:: DATA EXCERPTS

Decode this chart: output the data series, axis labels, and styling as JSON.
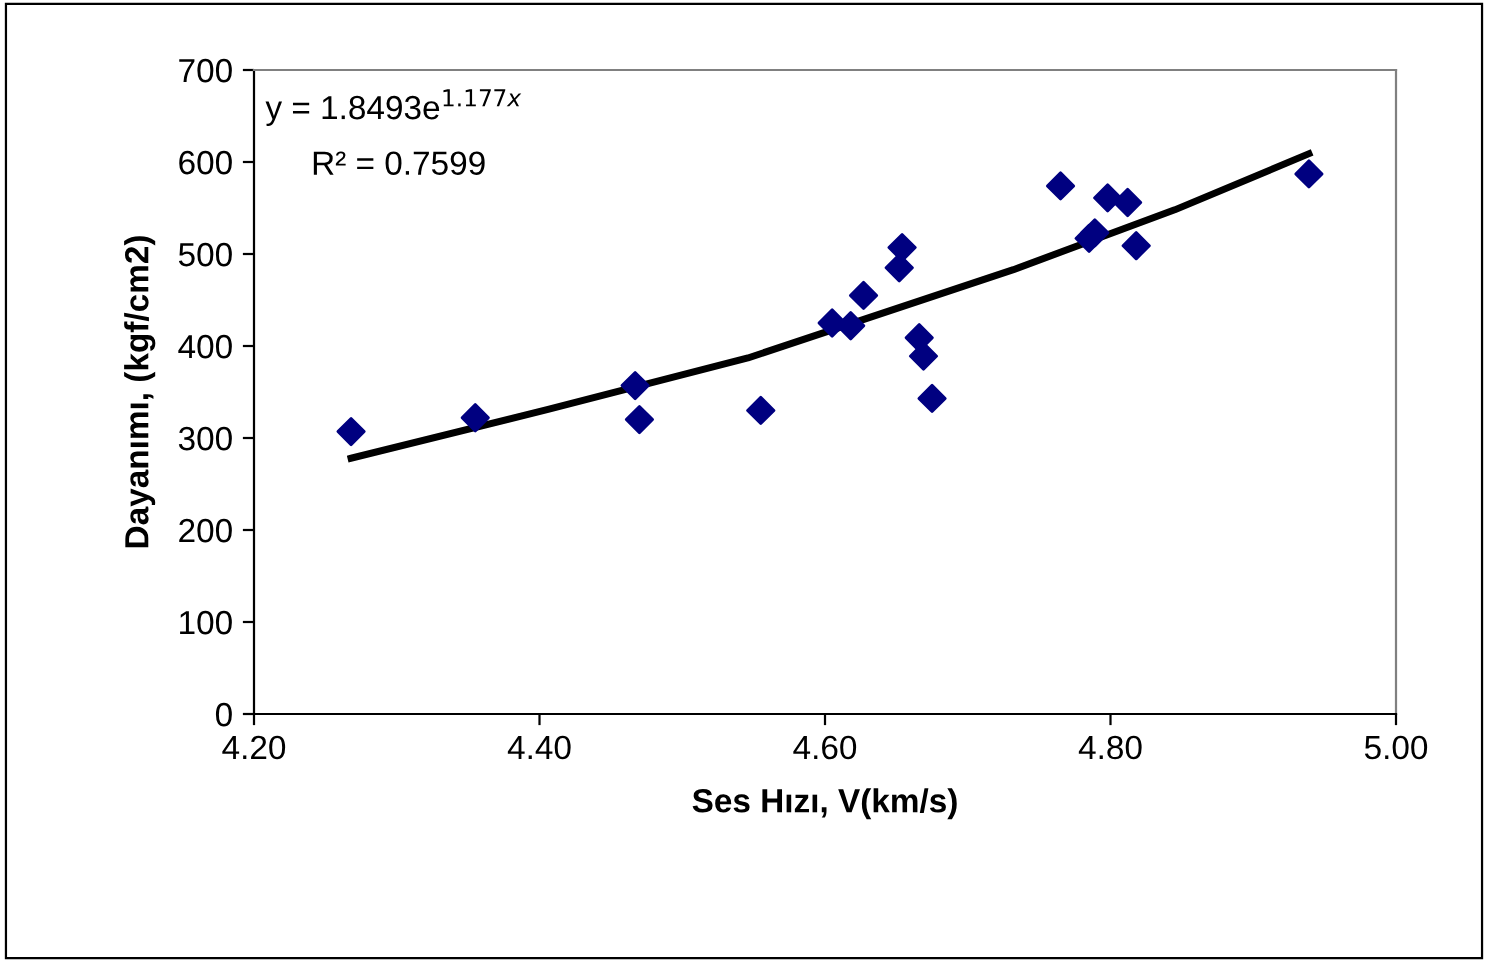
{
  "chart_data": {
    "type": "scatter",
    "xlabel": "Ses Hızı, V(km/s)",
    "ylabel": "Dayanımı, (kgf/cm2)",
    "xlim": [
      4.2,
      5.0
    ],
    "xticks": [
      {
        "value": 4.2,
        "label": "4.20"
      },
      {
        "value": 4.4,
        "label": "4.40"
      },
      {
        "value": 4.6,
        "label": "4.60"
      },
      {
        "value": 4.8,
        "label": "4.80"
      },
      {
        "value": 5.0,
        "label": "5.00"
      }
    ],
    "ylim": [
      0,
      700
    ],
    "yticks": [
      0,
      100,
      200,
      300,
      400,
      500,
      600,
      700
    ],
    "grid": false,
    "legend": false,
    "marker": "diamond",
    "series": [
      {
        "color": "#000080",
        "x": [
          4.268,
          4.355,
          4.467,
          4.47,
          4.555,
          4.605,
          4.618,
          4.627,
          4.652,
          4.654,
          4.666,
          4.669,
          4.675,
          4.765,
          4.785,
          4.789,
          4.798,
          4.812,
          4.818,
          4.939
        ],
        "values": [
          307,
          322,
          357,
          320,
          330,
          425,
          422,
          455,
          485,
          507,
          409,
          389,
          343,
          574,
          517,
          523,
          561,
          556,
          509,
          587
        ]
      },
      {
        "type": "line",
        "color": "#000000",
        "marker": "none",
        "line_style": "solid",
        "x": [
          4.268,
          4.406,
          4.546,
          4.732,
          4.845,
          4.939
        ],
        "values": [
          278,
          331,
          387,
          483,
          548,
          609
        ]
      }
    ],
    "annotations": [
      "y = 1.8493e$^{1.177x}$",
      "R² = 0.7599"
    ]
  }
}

::::

Omit the images and transcribe all of the records above word for word.

Decode this chart: output the data series, axis labels, and styling as JSON.
{
  "chart_data": {
    "type": "scatter",
    "xlabel": "Ses Hızı, V(km/s)",
    "ylabel": "Dayanımı, (kgf/cm2)",
    "xlim": [
      4.2,
      5.0
    ],
    "xticks": [
      {
        "value": 4.2,
        "label": "4.20"
      },
      {
        "value": 4.4,
        "label": "4.40"
      },
      {
        "value": 4.6,
        "label": "4.60"
      },
      {
        "value": 4.8,
        "label": "4.80"
      },
      {
        "value": 5.0,
        "label": "5.00"
      }
    ],
    "ylim": [
      0,
      700
    ],
    "yticks": [
      0,
      100,
      200,
      300,
      400,
      500,
      600,
      700
    ],
    "grid": false,
    "legend": false,
    "marker": "diamond",
    "series": [
      {
        "color": "#000080",
        "x": [
          4.268,
          4.355,
          4.467,
          4.47,
          4.555,
          4.605,
          4.618,
          4.627,
          4.652,
          4.654,
          4.666,
          4.669,
          4.675,
          4.765,
          4.785,
          4.789,
          4.798,
          4.812,
          4.818,
          4.939
        ],
        "values": [
          307,
          322,
          357,
          320,
          330,
          425,
          422,
          455,
          485,
          507,
          409,
          389,
          343,
          574,
          517,
          523,
          561,
          556,
          509,
          587
        ]
      },
      {
        "type": "line",
        "color": "#000000",
        "marker": "none",
        "line_style": "solid",
        "x": [
          4.268,
          4.406,
          4.546,
          4.732,
          4.845,
          4.939
        ],
        "values": [
          278,
          331,
          387,
          483,
          548,
          609
        ]
      }
    ],
    "annotations": [
      "y = 1.8493e$^{1.177x}$",
      "R² = 0.7599"
    ]
  }
}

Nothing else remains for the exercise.